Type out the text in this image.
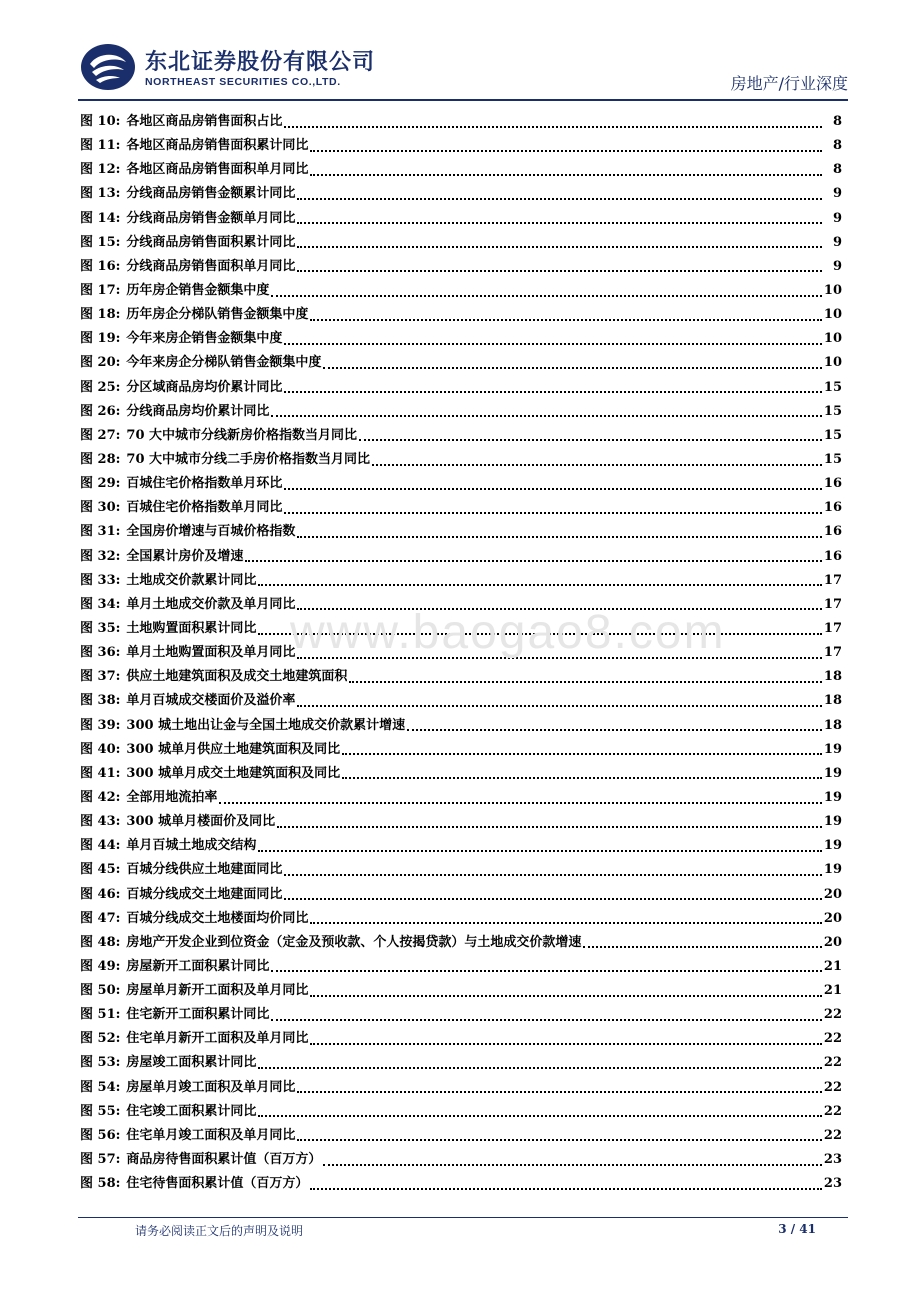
东北证券股份有限公司
NORTHEAST SECURITIES CO.,LTD.	房地产/行业深度
图 10: 各地区商品房销售面积占比	8
图 11: 各地区商品房销售面积累计同比	8
图 12: 各地区商品房销售面积单月同比	8
图 13: 分线商品房销售金额累计同比	9
图 14: 分线商品房销售金额单月同比	9
图 15: 分线商品房销售面积累计同比	9
图 16: 分线商品房销售面积单月同比	9
图 17: 历年房企销售金额集中度	10
图 18: 历年房企分梯队销售金额集中度	10
图 19: 今年来房企销售金额集中度	10
图 20: 今年来房企分梯队销售金额集中度	10
图 25: 分区域商品房均价累计同比	15
图 26: 分线商品房均价累计同比	15
图 27: 70 大中城市分线新房价格指数当月同比	15
图 28: 70 大中城市分线二手房价格指数当月同比	15
图 29: 百城住宅价格指数单月环比	16
图 30: 百城住宅价格指数单月同比	16
图 31: 全国房价增速与百城价格指数	16
图 32: 全国累计房价及增速	16
图 33: 土地成交价款累计同比	17
图 34: 单月土地成交价款及单月同比	17
图 35: 土地购置面积累计同比	17
图 36: 单月土地购置面积及单月同比	17
图 37: 供应土地建筑面积及成交土地建筑面积	18
图 38: 单月百城成交楼面价及溢价率	18
图 39: 300 城土地出让金与全国土地成交价款累计增速	18
图 40: 300 城单月供应土地建筑面积及同比	19
图 41: 300 城单月成交土地建筑面积及同比	19
图 42: 全部用地流拍率	19
图 43: 300 城单月楼面价及同比	19
图 44: 单月百城土地成交结构	19
图 45: 百城分线供应土地建面同比	19
图 46: 百城分线成交土地建面同比	20
图 47: 百城分线成交土地楼面均价同比	20
图 48: 房地产开发企业到位资金（定金及预收款、个人按揭贷款）与土地成交价款增速	20
图 49: 房屋新开工面积累计同比	21
图 50: 房屋单月新开工面积及单月同比	21
图 51: 住宅新开工面积累计同比	22
图 52: 住宅单月新开工面积及单月同比	22
图 53: 房屋竣工面积累计同比	22
图 54: 房屋单月竣工面积及单月同比	22
图 55: 住宅竣工面积累计同比	22
图 56: 住宅单月竣工面积及单月同比	22
图 57: 商品房待售面积累计值（百万方）	23
图 58: 住宅待售面积累计值（百万方）	23
www.baogao8.com
请务必阅读正文后的声明及说明	3 / 41
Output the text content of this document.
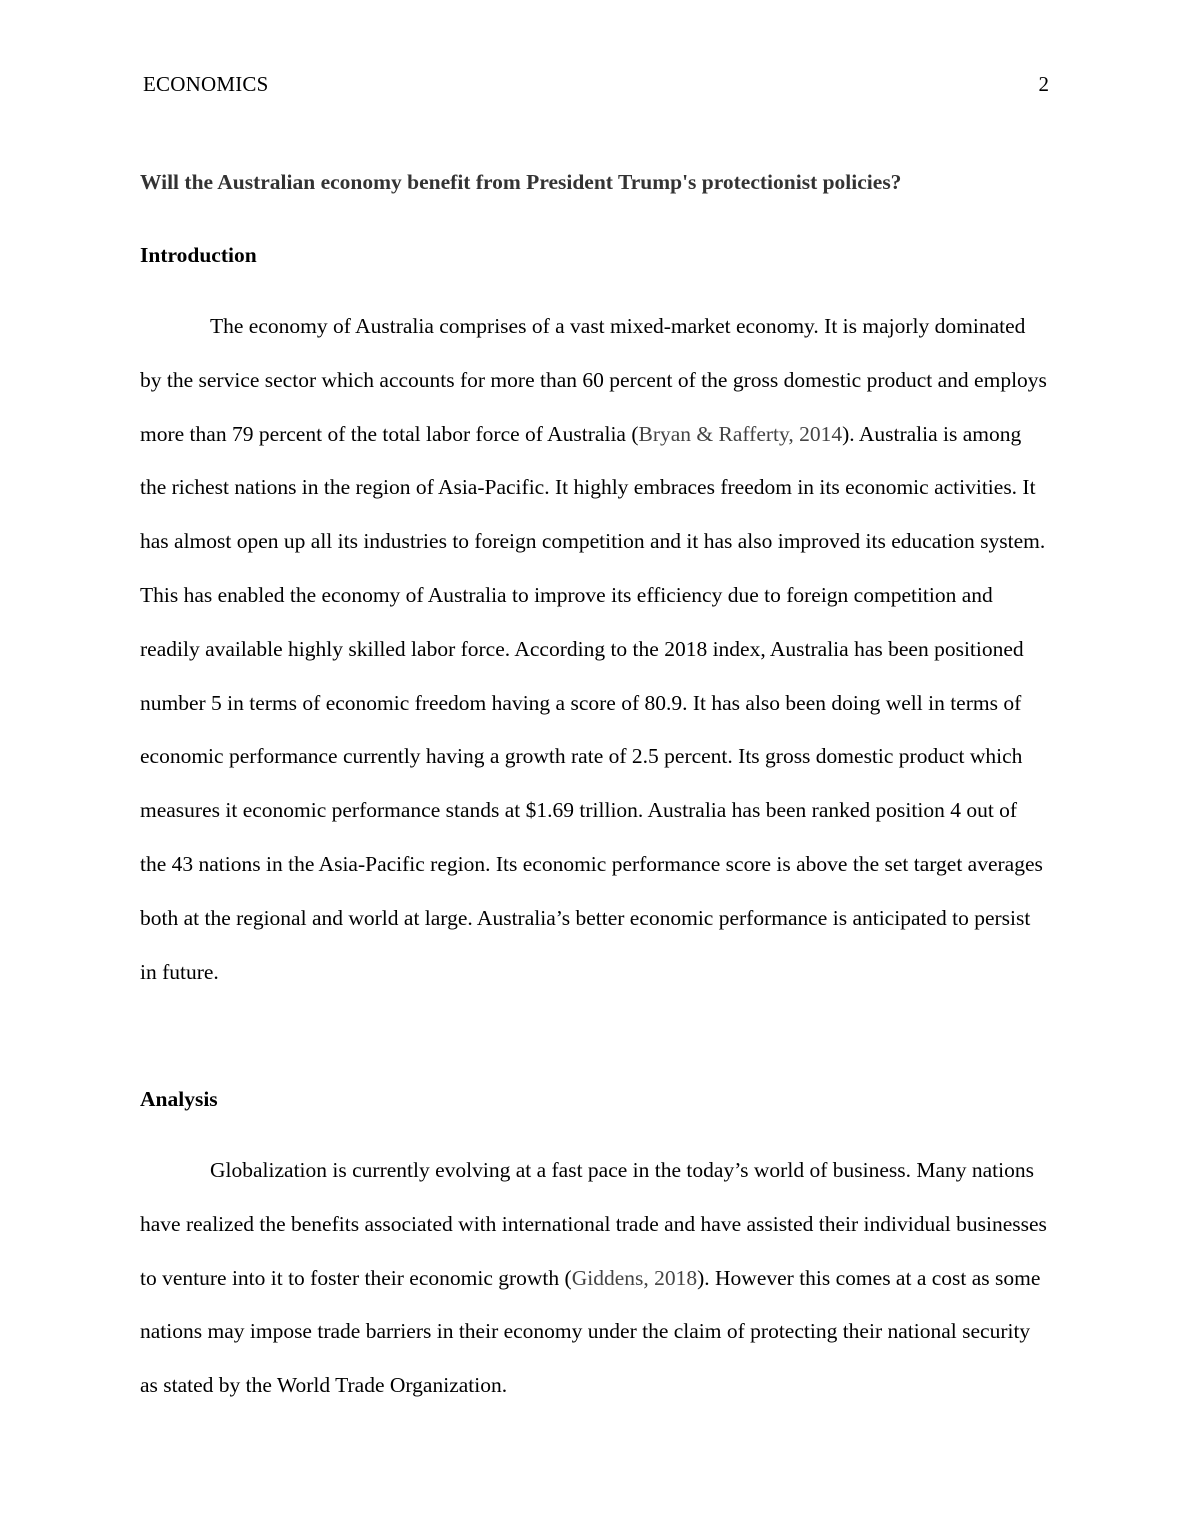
ECONOMICS	2
Will the Australian economy benefit from President Trump's protectionist policies?
Introduction

The economy of Australia comprises of a vast mixed-market economy. It is majorly dominated by the service sector which accounts for more than 60 percent of the gross domestic product and employs more than 79 percent of the total labor force of Australia (Bryan & Rafferty, 2014). Australia is among the richest nations in the region of Asia-Pacific. It highly embraces freedom in its economic activities. It has almost open up all its industries to foreign competition and it has also improved its education system. This has enabled the economy of Australia to improve its efficiency due to foreign competition and readily available highly skilled labor force. According to the 2018 index, Australia has been positioned number 5 in terms of economic freedom having a score of 80.9. It has also been doing well in terms of economic performance currently having a growth rate of 2.5 percent. Its gross domestic product which measures it economic performance stands at $1.69 trillion. Australia has been ranked position 4 out of the 43 nations in the Asia-Pacific region. Its economic performance score is above the set target averages both at the regional and world at large. Australia’s better economic performance is anticipated to persist in future.

Analysis

Globalization is currently evolving at a fast pace in the today’s world of business. Many nations have realized the benefits associated with international trade and have assisted their individual businesses to venture into it to foster their economic growth (Giddens, 2018). However this comes at a cost as some nations may impose trade barriers in their economy under the claim of protecting their national security as stated by the World Trade Organization.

• _Requirement_
Note each line of the entries that has "text" in it, and copy those lines.

• _Exercise answer_
Type out the text in this image.
Output the text content of this document.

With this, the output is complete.